TASK TO CARRY OUT: Will you transcribe the entries that follow, exactly and in full?

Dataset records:
|---|

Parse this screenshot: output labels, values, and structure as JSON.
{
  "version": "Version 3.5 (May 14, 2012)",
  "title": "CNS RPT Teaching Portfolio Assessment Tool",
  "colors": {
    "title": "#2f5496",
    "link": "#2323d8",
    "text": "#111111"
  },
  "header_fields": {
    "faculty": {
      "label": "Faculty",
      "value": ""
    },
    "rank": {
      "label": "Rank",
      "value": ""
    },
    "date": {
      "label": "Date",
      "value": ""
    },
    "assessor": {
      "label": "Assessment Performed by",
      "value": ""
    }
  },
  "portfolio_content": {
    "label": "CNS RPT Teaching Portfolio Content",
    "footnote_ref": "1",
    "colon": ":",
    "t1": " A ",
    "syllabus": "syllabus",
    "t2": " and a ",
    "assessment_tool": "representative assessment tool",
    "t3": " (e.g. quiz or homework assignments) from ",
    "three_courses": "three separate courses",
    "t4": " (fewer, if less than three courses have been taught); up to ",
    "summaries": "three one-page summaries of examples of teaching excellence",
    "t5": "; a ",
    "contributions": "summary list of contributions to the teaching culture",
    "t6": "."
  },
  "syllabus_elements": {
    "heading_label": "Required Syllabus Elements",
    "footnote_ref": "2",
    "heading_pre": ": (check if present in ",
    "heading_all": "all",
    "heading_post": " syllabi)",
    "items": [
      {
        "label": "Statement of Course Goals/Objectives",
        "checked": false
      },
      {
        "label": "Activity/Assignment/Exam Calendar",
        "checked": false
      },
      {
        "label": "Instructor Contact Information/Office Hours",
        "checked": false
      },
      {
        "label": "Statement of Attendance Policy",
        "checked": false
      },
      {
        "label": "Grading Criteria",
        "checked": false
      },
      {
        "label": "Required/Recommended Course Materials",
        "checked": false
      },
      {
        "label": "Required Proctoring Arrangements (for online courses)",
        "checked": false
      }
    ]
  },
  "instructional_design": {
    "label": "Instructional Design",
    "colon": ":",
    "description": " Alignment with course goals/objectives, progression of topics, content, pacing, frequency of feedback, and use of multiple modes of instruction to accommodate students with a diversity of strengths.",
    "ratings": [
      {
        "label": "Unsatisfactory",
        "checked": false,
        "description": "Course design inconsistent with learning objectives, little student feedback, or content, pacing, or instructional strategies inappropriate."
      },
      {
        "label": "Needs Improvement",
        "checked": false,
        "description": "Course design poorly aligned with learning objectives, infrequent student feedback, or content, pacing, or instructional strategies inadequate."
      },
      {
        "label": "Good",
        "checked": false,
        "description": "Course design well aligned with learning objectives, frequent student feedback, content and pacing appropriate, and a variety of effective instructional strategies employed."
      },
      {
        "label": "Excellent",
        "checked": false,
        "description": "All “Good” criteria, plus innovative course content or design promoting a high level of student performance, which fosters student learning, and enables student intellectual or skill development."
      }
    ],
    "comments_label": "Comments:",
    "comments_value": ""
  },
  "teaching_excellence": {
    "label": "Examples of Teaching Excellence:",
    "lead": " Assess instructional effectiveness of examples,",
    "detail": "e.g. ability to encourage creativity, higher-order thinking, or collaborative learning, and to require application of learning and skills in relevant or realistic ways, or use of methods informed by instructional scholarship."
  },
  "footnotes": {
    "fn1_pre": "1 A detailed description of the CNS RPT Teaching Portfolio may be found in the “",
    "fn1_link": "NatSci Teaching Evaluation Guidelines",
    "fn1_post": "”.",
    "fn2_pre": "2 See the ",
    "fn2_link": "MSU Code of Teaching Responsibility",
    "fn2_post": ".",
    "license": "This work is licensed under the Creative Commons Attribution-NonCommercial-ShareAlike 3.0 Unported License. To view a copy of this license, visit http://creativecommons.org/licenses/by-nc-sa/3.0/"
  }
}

|---|

RESULT FOR THIS EXERCISE:
Parse this screenshot: output labels, values, and structure as JSON.
{
  "version": "Version 3.5 (May 14, 2012)",
  "title": "CNS RPT Teaching Portfolio Assessment Tool",
  "colors": {
    "title": "#2f5496",
    "link": "#2323d8",
    "text": "#111111"
  },
  "header_fields": {
    "faculty": {
      "label": "Faculty",
      "value": ""
    },
    "rank": {
      "label": "Rank",
      "value": ""
    },
    "date": {
      "label": "Date",
      "value": ""
    },
    "assessor": {
      "label": "Assessment Performed by",
      "value": ""
    }
  },
  "portfolio_content": {
    "label": "CNS RPT Teaching Portfolio Content",
    "footnote_ref": "1",
    "colon": ":",
    "t1": " A ",
    "syllabus": "syllabus",
    "t2": " and a ",
    "assessment_tool": "representative assessment tool",
    "t3": " (e.g. quiz or homework assignments) from ",
    "three_courses": "three separate courses",
    "t4": " (fewer, if less than three courses have been taught); up to ",
    "summaries": "three one-page summaries of examples of teaching excellence",
    "t5": "; a ",
    "contributions": "summary list of contributions to the teaching culture",
    "t6": "."
  },
  "syllabus_elements": {
    "heading_label": "Required Syllabus Elements",
    "footnote_ref": "2",
    "heading_pre": ": (check if present in ",
    "heading_all": "all",
    "heading_post": " syllabi)",
    "items": [
      {
        "label": "Statement of Course Goals/Objectives",
        "checked": false
      },
      {
        "label": "Activity/Assignment/Exam Calendar",
        "checked": false
      },
      {
        "label": "Instructor Contact Information/Office Hours",
        "checked": false
      },
      {
        "label": "Statement of Attendance Policy",
        "checked": false
      },
      {
        "label": "Grading Criteria",
        "checked": false
      },
      {
        "label": "Required/Recommended Course Materials",
        "checked": false
      },
      {
        "label": "Required Proctoring Arrangements (for online courses)",
        "checked": false
      }
    ]
  },
  "instructional_design": {
    "label": "Instructional Design",
    "colon": ":",
    "description": " Alignment with course goals/objectives, progression of topics, content, pacing, frequency of feedback, and use of multiple modes of instruction to accommodate students with a diversity of strengths.",
    "ratings": [
      {
        "label": "Unsatisfactory",
        "checked": false,
        "description": "Course design inconsistent with learning objectives, little student feedback, or content, pacing, or instructional strategies inappropriate."
      },
      {
        "label": "Needs Improvement",
        "checked": false,
        "description": "Course design poorly aligned with learning objectives, infrequent student feedback, or content, pacing, or instructional strategies inadequate."
      },
      {
        "label": "Good",
        "checked": false,
        "description": "Course design well aligned with learning objectives, frequent student feedback, content and pacing appropriate, and a variety of effective instructional strategies employed."
      },
      {
        "label": "Excellent",
        "checked": false,
        "description": "All “Good” criteria, plus innovative course content or design promoting a high level of student performance, which fosters student learning, and enables student intellectual or skill development."
      }
    ],
    "comments_label": "Comments:",
    "comments_value": ""
  },
  "teaching_excellence": {
    "label": "Examples of Teaching Excellence:",
    "lead": " Assess instructional effectiveness of examples,",
    "detail": "e.g. ability to encourage creativity, higher-order thinking, or collaborative learning, and to require application of learning and skills in relevant or realistic ways, or use of methods informed by instructional scholarship."
  },
  "footnotes": {
    "fn1_pre": "1 A detailed description of the CNS RPT Teaching Portfolio may be found in the “",
    "fn1_link": "NatSci Teaching Evaluation Guidelines",
    "fn1_post": "”.",
    "fn2_pre": "2 See the ",
    "fn2_link": "MSU Code of Teaching Responsibility",
    "fn2_post": ".",
    "license": "This work is licensed under the Creative Commons Attribution-NonCommercial-ShareAlike 3.0 Unported License. To view a copy of this license, visit http://creativecommons.org/licenses/by-nc-sa/3.0/"
  }
}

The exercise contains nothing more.